## Aim
Will you output the entries below exactly, skipping every image they contain?

## Records contained in a dataset
============================================================

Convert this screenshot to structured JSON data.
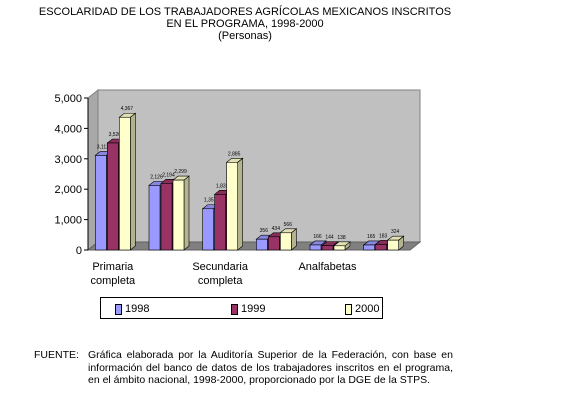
{
  "title_lines": [
    "ESCOLARIDAD DE LOS TRABAJADORES AGRÍCOLAS MEXICANOS INSCRITOS",
    "EN  EL PROGRAMA, 1998-2000",
    "(Personas)"
  ],
  "chart_data": {
    "type": "bar",
    "style": "3d-clustered",
    "categories": [
      "Primaria completa",
      "",
      "Secundaria completa",
      "",
      "Analfabetas",
      ""
    ],
    "category_labels": [
      {
        "line1": "Primaria",
        "line2": "completa"
      },
      {
        "line1": "",
        "line2": ""
      },
      {
        "line1": "Secundaria",
        "line2": "completa"
      },
      {
        "line1": "",
        "line2": ""
      },
      {
        "line1": "Analfabetas",
        "line2": ""
      },
      {
        "line1": "",
        "line2": ""
      }
    ],
    "series": [
      {
        "name": "1998",
        "color": "#9999ff",
        "values": [
          3112,
          2126,
          1357,
          356,
          166,
          165
        ],
        "labels": [
          "3,112",
          "2,126",
          "1,357",
          "356",
          "166",
          "165"
        ]
      },
      {
        "name": "1999",
        "color": "#993366",
        "values": [
          3520,
          2194,
          1831,
          434,
          144,
          183
        ],
        "labels": [
          "3,520",
          "2,194",
          "1,831",
          "434",
          "144",
          "183"
        ]
      },
      {
        "name": "2000",
        "color": "#ffffcc",
        "values": [
          4367,
          2299,
          2885,
          566,
          138,
          324
        ],
        "labels": [
          "4,367",
          "2,299",
          "2,885",
          "566",
          "138",
          "324"
        ]
      }
    ],
    "yticks": [
      0,
      1000,
      2000,
      3000,
      4000,
      5000
    ],
    "ytick_labels": [
      "0",
      "1,000",
      "2,000",
      "3,000",
      "4,000",
      "5,000"
    ],
    "ylim": [
      0,
      5000
    ],
    "grid": false,
    "legend": "bottom"
  },
  "source": {
    "label": "FUENTE:",
    "text": "Gráfica elaborada por la Auditoría Superior de la Federación, con base en información del banco de datos de  los trabajadores inscritos en el programa, en el ámbito nacional, 1998-2000, proporcionado por la DGE de la STPS."
  }
}
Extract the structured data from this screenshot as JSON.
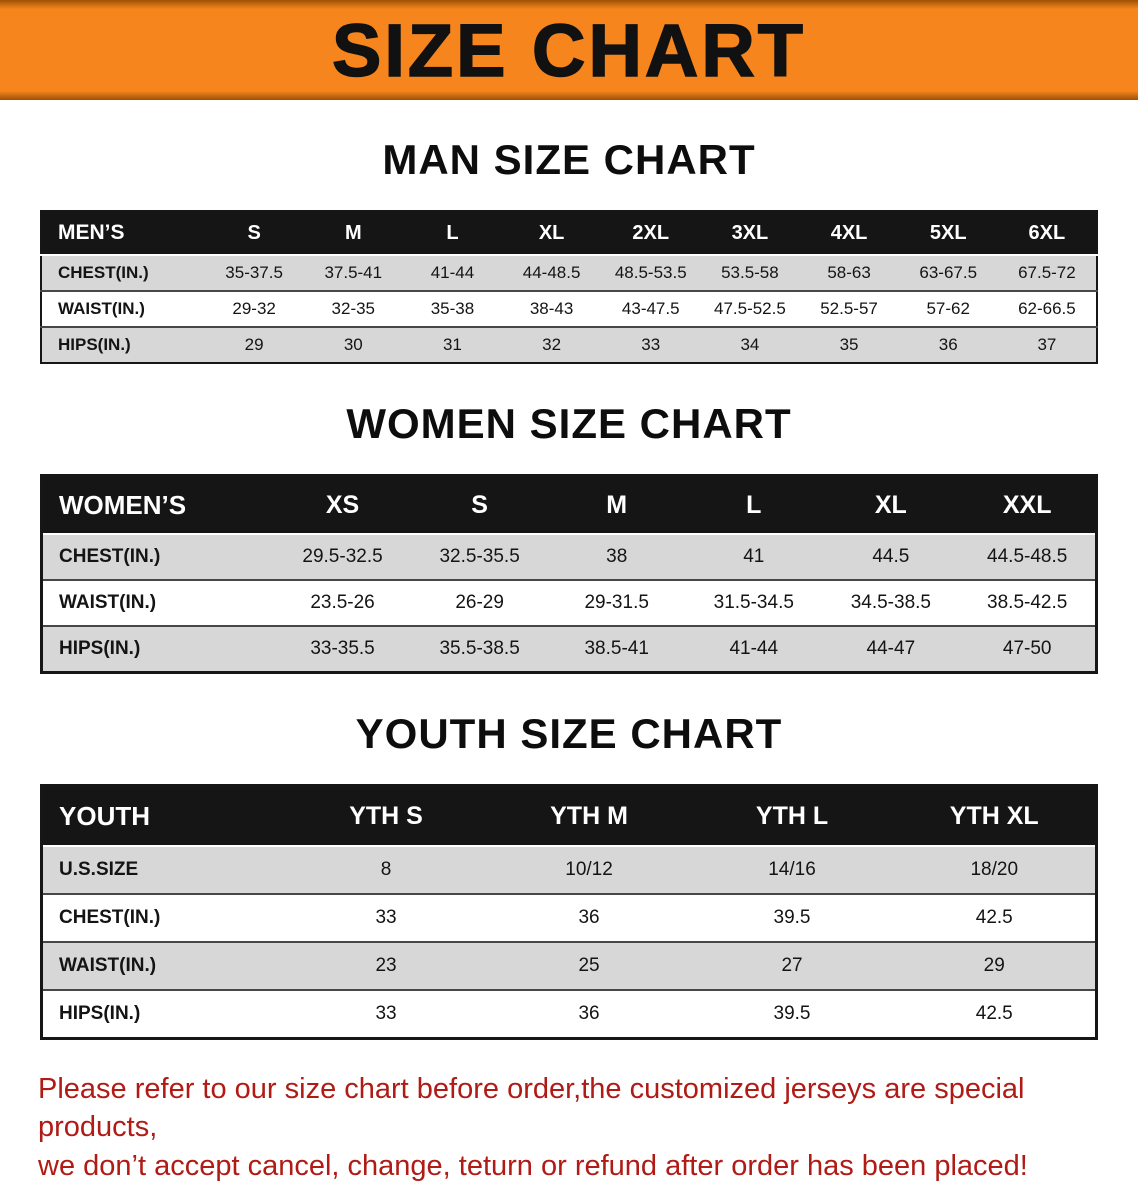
{
  "banner": {
    "title": "SIZE CHART"
  },
  "sections": [
    {
      "name": "men-size-chart",
      "heading": "MAN SIZE CHART",
      "table": {
        "header": [
          "MEN’S",
          "S",
          "M",
          "L",
          "XL",
          "2XL",
          "3XL",
          "4XL",
          "5XL",
          "6XL"
        ],
        "rows": [
          [
            "CHEST(IN.)",
            "35-37.5",
            "37.5-41",
            "41-44",
            "44-48.5",
            "48.5-53.5",
            "53.5-58",
            "58-63",
            "63-67.5",
            "67.5-72"
          ],
          [
            "WAIST(IN.)",
            "29-32",
            "32-35",
            "35-38",
            "38-43",
            "43-47.5",
            "47.5-52.5",
            "52.5-57",
            "57-62",
            "62-66.5"
          ],
          [
            "HIPS(IN.)",
            "29",
            "30",
            "31",
            "32",
            "33",
            "34",
            "35",
            "36",
            "37"
          ]
        ]
      }
    },
    {
      "name": "women-size-chart",
      "heading": "WOMEN SIZE CHART",
      "table": {
        "header": [
          "WOMEN’S",
          "XS",
          "S",
          "M",
          "L",
          "XL",
          "XXL"
        ],
        "rows": [
          [
            "CHEST(IN.)",
            "29.5-32.5",
            "32.5-35.5",
            "38",
            "41",
            "44.5",
            "44.5-48.5"
          ],
          [
            "WAIST(IN.)",
            "23.5-26",
            "26-29",
            "29-31.5",
            "31.5-34.5",
            "34.5-38.5",
            "38.5-42.5"
          ],
          [
            "HIPS(IN.)",
            "33-35.5",
            "35.5-38.5",
            "38.5-41",
            "41-44",
            "44-47",
            "47-50"
          ]
        ]
      }
    },
    {
      "name": "youth-size-chart",
      "heading": "YOUTH SIZE CHART",
      "table": {
        "header": [
          "YOUTH",
          "YTH S",
          "YTH M",
          "YTH L",
          "YTH XL"
        ],
        "rows": [
          [
            "U.S.SIZE",
            "8",
            "10/12",
            "14/16",
            "18/20"
          ],
          [
            "CHEST(IN.)",
            "33",
            "36",
            "39.5",
            "42.5"
          ],
          [
            "WAIST(IN.)",
            "23",
            "25",
            "27",
            "29"
          ],
          [
            "HIPS(IN.)",
            "33",
            "36",
            "39.5",
            "42.5"
          ]
        ]
      }
    }
  ],
  "footnote": {
    "line1": "Please refer to our size chart before order,the customized jerseys are special products,",
    "line2": "we don’t accept cancel, change, teturn or refund after order has been placed!"
  },
  "colors": {
    "banner-orange": "#f5851c",
    "header-black": "#151515",
    "stripe-gray": "#d7d7d7",
    "note-red": "#b01b16"
  }
}
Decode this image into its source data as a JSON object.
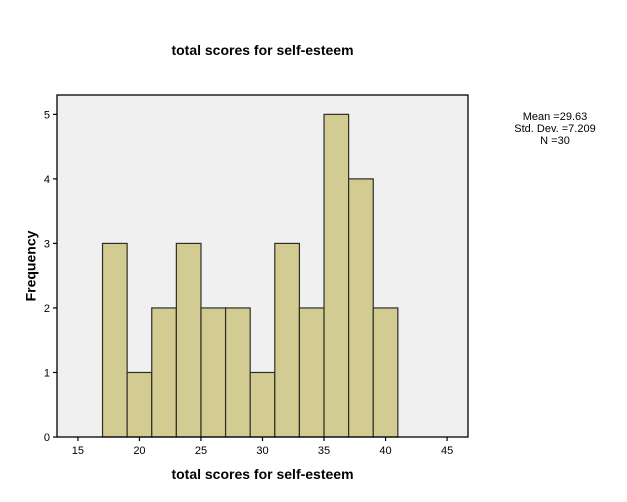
{
  "chart_data": {
    "type": "bar",
    "subtype": "histogram",
    "title": "total scores for self-esteem",
    "xlabel": "total scores for self-esteem",
    "ylabel": "Frequency",
    "bin_edges": [
      17,
      19,
      21,
      23,
      25,
      27,
      29,
      31,
      33,
      35,
      37,
      39,
      41
    ],
    "values": [
      3,
      1,
      2,
      3,
      2,
      2,
      1,
      3,
      2,
      5,
      4,
      2
    ],
    "xticks": [
      15,
      20,
      25,
      30,
      35,
      40,
      45
    ],
    "yticks": [
      0,
      1,
      2,
      3,
      4,
      5
    ],
    "xlim": [
      13.3,
      46.7
    ],
    "ylim": [
      0,
      5.3
    ],
    "grid": false,
    "legend_position": "none",
    "stats_lines": [
      "Mean =29.63",
      "Std. Dev. =7.209",
      "N =30"
    ],
    "stats": {
      "mean": 29.63,
      "std_dev": 7.209,
      "n": 30
    },
    "colors": {
      "bar_fill": "#d3cc92",
      "bar_stroke": "#2e2e26",
      "plot_bg": "#f0f0f0",
      "axis": "#000000",
      "figure_bg": "#ffffff"
    }
  }
}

============================================================

## Task result
Convert this screenshot to structured JSON data.
{
  "title_lines": [
    "ESCOLARIDAD DE LOS TRABAJADORES AGRÍCOLAS MEXICANOS INSCRITOS",
    "EN  EL PROGRAMA, 1998-2000",
    "(Personas)"
  ],
  "chart_data": {
    "type": "bar",
    "style": "3d-clustered",
    "categories": [
      "Primaria completa",
      "",
      "Secundaria completa",
      "",
      "Analfabetas",
      ""
    ],
    "category_labels": [
      {
        "line1": "Primaria",
        "line2": "completa"
      },
      {
        "line1": "",
        "line2": ""
      },
      {
        "line1": "Secundaria",
        "line2": "completa"
      },
      {
        "line1": "",
        "line2": ""
      },
      {
        "line1": "Analfabetas",
        "line2": ""
      },
      {
        "line1": "",
        "line2": ""
      }
    ],
    "series": [
      {
        "name": "1998",
        "color": "#9999ff",
        "values": [
          3112,
          2126,
          1357,
          356,
          166,
          165
        ],
        "labels": [
          "3,112",
          "2,126",
          "1,357",
          "356",
          "166",
          "165"
        ]
      },
      {
        "name": "1999",
        "color": "#993366",
        "values": [
          3520,
          2194,
          1831,
          434,
          144,
          183
        ],
        "labels": [
          "3,520",
          "2,194",
          "1,831",
          "434",
          "144",
          "183"
        ]
      },
      {
        "name": "2000",
        "color": "#ffffcc",
        "values": [
          4367,
          2299,
          2885,
          566,
          138,
          324
        ],
        "labels": [
          "4,367",
          "2,299",
          "2,885",
          "566",
          "138",
          "324"
        ]
      }
    ],
    "yticks": [
      0,
      1000,
      2000,
      3000,
      4000,
      5000
    ],
    "ytick_labels": [
      "0",
      "1,000",
      "2,000",
      "3,000",
      "4,000",
      "5,000"
    ],
    "ylim": [
      0,
      5000
    ],
    "grid": false,
    "legend": "bottom"
  },
  "source": {
    "label": "FUENTE:",
    "text": "Gráfica elaborada por la Auditoría Superior de la Federación, con base en información del banco de datos de  los trabajadores inscritos en el programa, en el ámbito nacional, 1998-2000, proporcionado por la DGE de la STPS."
  }
}
Extract the structured data from this screenshot as JSON.
{
  "banner": {
    "title": "SIZE CHART"
  },
  "sections": [
    {
      "name": "men-size-chart",
      "heading": "MAN SIZE CHART",
      "table": {
        "header": [
          "MEN’S",
          "S",
          "M",
          "L",
          "XL",
          "2XL",
          "3XL",
          "4XL",
          "5XL",
          "6XL"
        ],
        "rows": [
          [
            "CHEST(IN.)",
            "35-37.5",
            "37.5-41",
            "41-44",
            "44-48.5",
            "48.5-53.5",
            "53.5-58",
            "58-63",
            "63-67.5",
            "67.5-72"
          ],
          [
            "WAIST(IN.)",
            "29-32",
            "32-35",
            "35-38",
            "38-43",
            "43-47.5",
            "47.5-52.5",
            "52.5-57",
            "57-62",
            "62-66.5"
          ],
          [
            "HIPS(IN.)",
            "29",
            "30",
            "31",
            "32",
            "33",
            "34",
            "35",
            "36",
            "37"
          ]
        ]
      }
    },
    {
      "name": "women-size-chart",
      "heading": "WOMEN SIZE CHART",
      "table": {
        "header": [
          "WOMEN’S",
          "XS",
          "S",
          "M",
          "L",
          "XL",
          "XXL"
        ],
        "rows": [
          [
            "CHEST(IN.)",
            "29.5-32.5",
            "32.5-35.5",
            "38",
            "41",
            "44.5",
            "44.5-48.5"
          ],
          [
            "WAIST(IN.)",
            "23.5-26",
            "26-29",
            "29-31.5",
            "31.5-34.5",
            "34.5-38.5",
            "38.5-42.5"
          ],
          [
            "HIPS(IN.)",
            "33-35.5",
            "35.5-38.5",
            "38.5-41",
            "41-44",
            "44-47",
            "47-50"
          ]
        ]
      }
    },
    {
      "name": "youth-size-chart",
      "heading": "YOUTH SIZE CHART",
      "table": {
        "header": [
          "YOUTH",
          "YTH S",
          "YTH M",
          "YTH L",
          "YTH XL"
        ],
        "rows": [
          [
            "U.S.SIZE",
            "8",
            "10/12",
            "14/16",
            "18/20"
          ],
          [
            "CHEST(IN.)",
            "33",
            "36",
            "39.5",
            "42.5"
          ],
          [
            "WAIST(IN.)",
            "23",
            "25",
            "27",
            "29"
          ],
          [
            "HIPS(IN.)",
            "33",
            "36",
            "39.5",
            "42.5"
          ]
        ]
      }
    }
  ],
  "footnote": {
    "line1": "Please refer to our size chart before order,the customized jerseys are special products,",
    "line2": "we don’t accept cancel, change, teturn or refund after order has been placed!"
  },
  "colors": {
    "banner-orange": "#f5851c",
    "header-black": "#151515",
    "stripe-gray": "#d7d7d7",
    "note-red": "#b01b16"
  }
}
Decode this image into its source data as a JSON object.
{
  "chart_data": {
    "type": "bar",
    "subtype": "histogram",
    "title": "total scores for self-esteem",
    "xlabel": "total scores for self-esteem",
    "ylabel": "Frequency",
    "bin_edges": [
      17,
      19,
      21,
      23,
      25,
      27,
      29,
      31,
      33,
      35,
      37,
      39,
      41
    ],
    "values": [
      3,
      1,
      2,
      3,
      2,
      2,
      1,
      3,
      2,
      5,
      4,
      2
    ],
    "xticks": [
      15,
      20,
      25,
      30,
      35,
      40,
      45
    ],
    "yticks": [
      0,
      1,
      2,
      3,
      4,
      5
    ],
    "xlim": [
      13.3,
      46.7
    ],
    "ylim": [
      0,
      5.3
    ],
    "grid": false,
    "legend_position": "none",
    "stats_lines": [
      "Mean =29.63",
      "Std. Dev. =7.209",
      "N =30"
    ],
    "stats": {
      "mean": 29.63,
      "std_dev": 7.209,
      "n": 30
    },
    "colors": {
      "bar_fill": "#d3cc92",
      "bar_stroke": "#2e2e26",
      "plot_bg": "#f0f0f0",
      "axis": "#000000",
      "figure_bg": "#ffffff"
    }
  }
}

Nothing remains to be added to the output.